── Supplied material ──
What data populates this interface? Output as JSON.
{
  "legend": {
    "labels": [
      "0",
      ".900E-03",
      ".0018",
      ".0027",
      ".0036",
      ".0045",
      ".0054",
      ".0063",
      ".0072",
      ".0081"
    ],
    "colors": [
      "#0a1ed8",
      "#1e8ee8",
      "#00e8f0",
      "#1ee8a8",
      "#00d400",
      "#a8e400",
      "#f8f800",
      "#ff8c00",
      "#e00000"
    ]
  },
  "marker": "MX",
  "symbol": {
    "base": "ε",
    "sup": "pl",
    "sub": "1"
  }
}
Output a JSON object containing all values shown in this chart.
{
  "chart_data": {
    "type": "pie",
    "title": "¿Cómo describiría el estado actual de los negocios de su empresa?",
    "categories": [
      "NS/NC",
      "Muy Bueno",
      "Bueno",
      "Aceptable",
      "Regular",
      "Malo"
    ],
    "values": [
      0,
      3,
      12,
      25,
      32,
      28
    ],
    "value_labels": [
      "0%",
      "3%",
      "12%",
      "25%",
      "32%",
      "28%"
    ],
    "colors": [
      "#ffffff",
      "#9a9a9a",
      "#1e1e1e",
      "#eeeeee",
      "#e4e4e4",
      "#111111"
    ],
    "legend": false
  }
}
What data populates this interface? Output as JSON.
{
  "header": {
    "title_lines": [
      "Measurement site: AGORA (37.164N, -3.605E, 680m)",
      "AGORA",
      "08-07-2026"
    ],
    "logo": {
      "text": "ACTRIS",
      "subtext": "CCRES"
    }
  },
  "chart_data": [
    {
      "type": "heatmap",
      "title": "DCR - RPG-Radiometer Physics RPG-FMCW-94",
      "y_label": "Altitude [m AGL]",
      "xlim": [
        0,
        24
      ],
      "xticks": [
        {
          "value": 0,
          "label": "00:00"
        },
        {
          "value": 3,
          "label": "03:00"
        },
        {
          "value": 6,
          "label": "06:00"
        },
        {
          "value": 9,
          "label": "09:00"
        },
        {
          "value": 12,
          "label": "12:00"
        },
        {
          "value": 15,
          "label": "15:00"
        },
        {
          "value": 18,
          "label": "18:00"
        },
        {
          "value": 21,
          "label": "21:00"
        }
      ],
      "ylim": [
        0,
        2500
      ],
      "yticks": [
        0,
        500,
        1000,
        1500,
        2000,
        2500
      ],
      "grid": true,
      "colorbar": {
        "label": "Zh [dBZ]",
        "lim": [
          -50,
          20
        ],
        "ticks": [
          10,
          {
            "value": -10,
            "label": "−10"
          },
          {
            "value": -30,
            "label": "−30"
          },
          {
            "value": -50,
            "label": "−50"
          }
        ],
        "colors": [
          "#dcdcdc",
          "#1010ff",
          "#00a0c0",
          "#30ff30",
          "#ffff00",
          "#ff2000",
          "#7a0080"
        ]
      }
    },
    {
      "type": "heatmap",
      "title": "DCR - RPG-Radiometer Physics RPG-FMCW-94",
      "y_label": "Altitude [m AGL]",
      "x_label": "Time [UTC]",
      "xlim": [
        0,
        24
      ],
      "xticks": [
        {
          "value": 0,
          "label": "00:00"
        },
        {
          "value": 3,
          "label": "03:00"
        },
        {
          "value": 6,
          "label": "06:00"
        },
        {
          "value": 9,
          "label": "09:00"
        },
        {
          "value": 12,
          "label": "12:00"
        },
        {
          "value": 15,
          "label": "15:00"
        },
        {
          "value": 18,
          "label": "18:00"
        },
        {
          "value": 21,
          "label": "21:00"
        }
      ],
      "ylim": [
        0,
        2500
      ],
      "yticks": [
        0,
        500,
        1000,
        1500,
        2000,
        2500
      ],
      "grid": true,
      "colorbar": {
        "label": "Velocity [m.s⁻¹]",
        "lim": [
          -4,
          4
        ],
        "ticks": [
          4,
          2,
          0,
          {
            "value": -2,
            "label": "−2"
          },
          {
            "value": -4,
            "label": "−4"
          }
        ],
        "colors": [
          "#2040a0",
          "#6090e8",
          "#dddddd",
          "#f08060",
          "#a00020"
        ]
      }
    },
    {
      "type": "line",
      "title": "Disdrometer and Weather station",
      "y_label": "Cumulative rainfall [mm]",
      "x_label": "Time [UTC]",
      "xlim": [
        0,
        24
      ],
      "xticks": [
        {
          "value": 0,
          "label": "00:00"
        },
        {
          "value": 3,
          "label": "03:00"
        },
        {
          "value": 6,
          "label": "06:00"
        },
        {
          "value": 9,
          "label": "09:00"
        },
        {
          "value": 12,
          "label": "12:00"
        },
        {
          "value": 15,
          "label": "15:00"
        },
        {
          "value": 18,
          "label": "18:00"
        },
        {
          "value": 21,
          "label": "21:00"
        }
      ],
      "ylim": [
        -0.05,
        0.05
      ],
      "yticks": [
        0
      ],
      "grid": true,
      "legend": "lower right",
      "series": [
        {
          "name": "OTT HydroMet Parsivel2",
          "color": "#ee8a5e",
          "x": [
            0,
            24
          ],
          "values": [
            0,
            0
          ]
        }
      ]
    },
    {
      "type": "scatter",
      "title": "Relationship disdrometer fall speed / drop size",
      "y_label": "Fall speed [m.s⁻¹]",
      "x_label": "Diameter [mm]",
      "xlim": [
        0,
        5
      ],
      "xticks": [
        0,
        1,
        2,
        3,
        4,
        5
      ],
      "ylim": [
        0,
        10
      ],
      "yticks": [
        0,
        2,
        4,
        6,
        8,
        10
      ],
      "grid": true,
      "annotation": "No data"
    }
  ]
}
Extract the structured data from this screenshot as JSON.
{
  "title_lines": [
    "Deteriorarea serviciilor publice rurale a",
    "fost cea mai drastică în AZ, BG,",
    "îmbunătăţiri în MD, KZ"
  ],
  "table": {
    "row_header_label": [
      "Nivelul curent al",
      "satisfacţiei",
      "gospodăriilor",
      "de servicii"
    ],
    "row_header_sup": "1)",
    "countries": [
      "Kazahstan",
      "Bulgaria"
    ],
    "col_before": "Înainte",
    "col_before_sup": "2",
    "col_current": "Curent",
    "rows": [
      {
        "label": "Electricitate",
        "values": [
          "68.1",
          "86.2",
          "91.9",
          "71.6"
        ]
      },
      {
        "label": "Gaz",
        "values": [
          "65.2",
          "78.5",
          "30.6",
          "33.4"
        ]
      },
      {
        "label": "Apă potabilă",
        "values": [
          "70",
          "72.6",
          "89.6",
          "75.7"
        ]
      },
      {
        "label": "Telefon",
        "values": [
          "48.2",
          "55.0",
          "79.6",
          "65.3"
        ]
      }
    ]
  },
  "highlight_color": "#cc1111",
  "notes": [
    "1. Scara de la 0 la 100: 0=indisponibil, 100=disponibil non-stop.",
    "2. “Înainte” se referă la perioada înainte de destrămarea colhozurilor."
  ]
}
───
**Task**
Provide all the records again, word for word.

**Result of this exercise**
What data populates this interface? Output as JSON.
{
  "legend": {
    "labels": [
      "0",
      ".900E-03",
      ".0018",
      ".0027",
      ".0036",
      ".0045",
      ".0054",
      ".0063",
      ".0072",
      ".0081"
    ],
    "colors": [
      "#0a1ed8",
      "#1e8ee8",
      "#00e8f0",
      "#1ee8a8",
      "#00d400",
      "#a8e400",
      "#f8f800",
      "#ff8c00",
      "#e00000"
    ]
  },
  "marker": "MX",
  "symbol": {
    "base": "ε",
    "sup": "pl",
    "sub": "1"
  }
}
Output a JSON object containing all values shown in this chart.
{
  "chart_data": {
    "type": "pie",
    "title": "¿Cómo describiría el estado actual de los negocios de su empresa?",
    "categories": [
      "NS/NC",
      "Muy Bueno",
      "Bueno",
      "Aceptable",
      "Regular",
      "Malo"
    ],
    "values": [
      0,
      3,
      12,
      25,
      32,
      28
    ],
    "value_labels": [
      "0%",
      "3%",
      "12%",
      "25%",
      "32%",
      "28%"
    ],
    "colors": [
      "#ffffff",
      "#9a9a9a",
      "#1e1e1e",
      "#eeeeee",
      "#e4e4e4",
      "#111111"
    ],
    "legend": false
  }
}
What data populates this interface? Output as JSON.
{
  "header": {
    "title_lines": [
      "Measurement site: AGORA (37.164N, -3.605E, 680m)",
      "AGORA",
      "08-07-2026"
    ],
    "logo": {
      "text": "ACTRIS",
      "subtext": "CCRES"
    }
  },
  "chart_data": [
    {
      "type": "heatmap",
      "title": "DCR - RPG-Radiometer Physics RPG-FMCW-94",
      "y_label": "Altitude [m AGL]",
      "xlim": [
        0,
        24
      ],
      "xticks": [
        {
          "value": 0,
          "label": "00:00"
        },
        {
          "value": 3,
          "label": "03:00"
        },
        {
          "value": 6,
          "label": "06:00"
        },
        {
          "value": 9,
          "label": "09:00"
        },
        {
          "value": 12,
          "label": "12:00"
        },
        {
          "value": 15,
          "label": "15:00"
        },
        {
          "value": 18,
          "label": "18:00"
        },
        {
          "value": 21,
          "label": "21:00"
        }
      ],
      "ylim": [
        0,
        2500
      ],
      "yticks": [
        0,
        500,
        1000,
        1500,
        2000,
        2500
      ],
      "grid": true,
      "colorbar": {
        "label": "Zh [dBZ]",
        "lim": [
          -50,
          20
        ],
        "ticks": [
          10,
          {
            "value": -10,
            "label": "−10"
          },
          {
            "value": -30,
            "label": "−30"
          },
          {
            "value": -50,
            "label": "−50"
          }
        ],
        "colors": [
          "#dcdcdc",
          "#1010ff",
          "#00a0c0",
          "#30ff30",
          "#ffff00",
          "#ff2000",
          "#7a0080"
        ]
      }
    },
    {
      "type": "heatmap",
      "title": "DCR - RPG-Radiometer Physics RPG-FMCW-94",
      "y_label": "Altitude [m AGL]",
      "x_label": "Time [UTC]",
      "xlim": [
        0,
        24
      ],
      "xticks": [
        {
          "value": 0,
          "label": "00:00"
        },
        {
          "value": 3,
          "label": "03:00"
        },
        {
          "value": 6,
          "label": "06:00"
        },
        {
          "value": 9,
          "label": "09:00"
        },
        {
          "value": 12,
          "label": "12:00"
        },
        {
          "value": 15,
          "label": "15:00"
        },
        {
          "value": 18,
          "label": "18:00"
        },
        {
          "value": 21,
          "label": "21:00"
        }
      ],
      "ylim": [
        0,
        2500
      ],
      "yticks": [
        0,
        500,
        1000,
        1500,
        2000,
        2500
      ],
      "grid": true,
      "colorbar": {
        "label": "Velocity [m.s⁻¹]",
        "lim": [
          -4,
          4
        ],
        "ticks": [
          4,
          2,
          0,
          {
            "value": -2,
            "label": "−2"
          },
          {
            "value": -4,
            "label": "−4"
          }
        ],
        "colors": [
          "#2040a0",
          "#6090e8",
          "#dddddd",
          "#f08060",
          "#a00020"
        ]
      }
    },
    {
      "type": "line",
      "title": "Disdrometer and Weather station",
      "y_label": "Cumulative rainfall [mm]",
      "x_label": "Time [UTC]",
      "xlim": [
        0,
        24
      ],
      "xticks": [
        {
          "value": 0,
          "label": "00:00"
        },
        {
          "value": 3,
          "label": "03:00"
        },
        {
          "value": 6,
          "label": "06:00"
        },
        {
          "value": 9,
          "label": "09:00"
        },
        {
          "value": 12,
          "label": "12:00"
        },
        {
          "value": 15,
          "label": "15:00"
        },
        {
          "value": 18,
          "label": "18:00"
        },
        {
          "value": 21,
          "label": "21:00"
        }
      ],
      "ylim": [
        -0.05,
        0.05
      ],
      "yticks": [
        0
      ],
      "grid": true,
      "legend": "lower right",
      "series": [
        {
          "name": "OTT HydroMet Parsivel2",
          "color": "#ee8a5e",
          "x": [
            0,
            24
          ],
          "values": [
            0,
            0
          ]
        }
      ]
    },
    {
      "type": "scatter",
      "title": "Relationship disdrometer fall speed / drop size",
      "y_label": "Fall speed [m.s⁻¹]",
      "x_label": "Diameter [mm]",
      "xlim": [
        0,
        5
      ],
      "xticks": [
        0,
        1,
        2,
        3,
        4,
        5
      ],
      "ylim": [
        0,
        10
      ],
      "yticks": [
        0,
        2,
        4,
        6,
        8,
        10
      ],
      "grid": true,
      "annotation": "No data"
    }
  ]
}
Extract the structured data from this screenshot as JSON.
{
  "title_lines": [
    "Deteriorarea serviciilor publice rurale a",
    "fost cea mai drastică în AZ, BG,",
    "îmbunătăţiri în MD, KZ"
  ],
  "table": {
    "row_header_label": [
      "Nivelul curent al",
      "satisfacţiei",
      "gospodăriilor",
      "de servicii"
    ],
    "row_header_sup": "1)",
    "countries": [
      "Kazahstan",
      "Bulgaria"
    ],
    "col_before": "Înainte",
    "col_before_sup": "2",
    "col_current": "Curent",
    "rows": [
      {
        "label": "Electricitate",
        "values": [
          "68.1",
          "86.2",
          "91.9",
          "71.6"
        ]
      },
      {
        "label": "Gaz",
        "values": [
          "65.2",
          "78.5",
          "30.6",
          "33.4"
        ]
      },
      {
        "label": "Apă potabilă",
        "values": [
          "70",
          "72.6",
          "89.6",
          "75.7"
        ]
      },
      {
        "label": "Telefon",
        "values": [
          "48.2",
          "55.0",
          "79.6",
          "65.3"
        ]
      }
    ]
  },
  "highlight_color": "#cc1111",
  "notes": [
    "1. Scara de la 0 la 100: 0=indisponibil, 100=disponibil non-stop.",
    "2. “Înainte” se referă la perioada înainte de destrămarea colhozurilor."
  ]
}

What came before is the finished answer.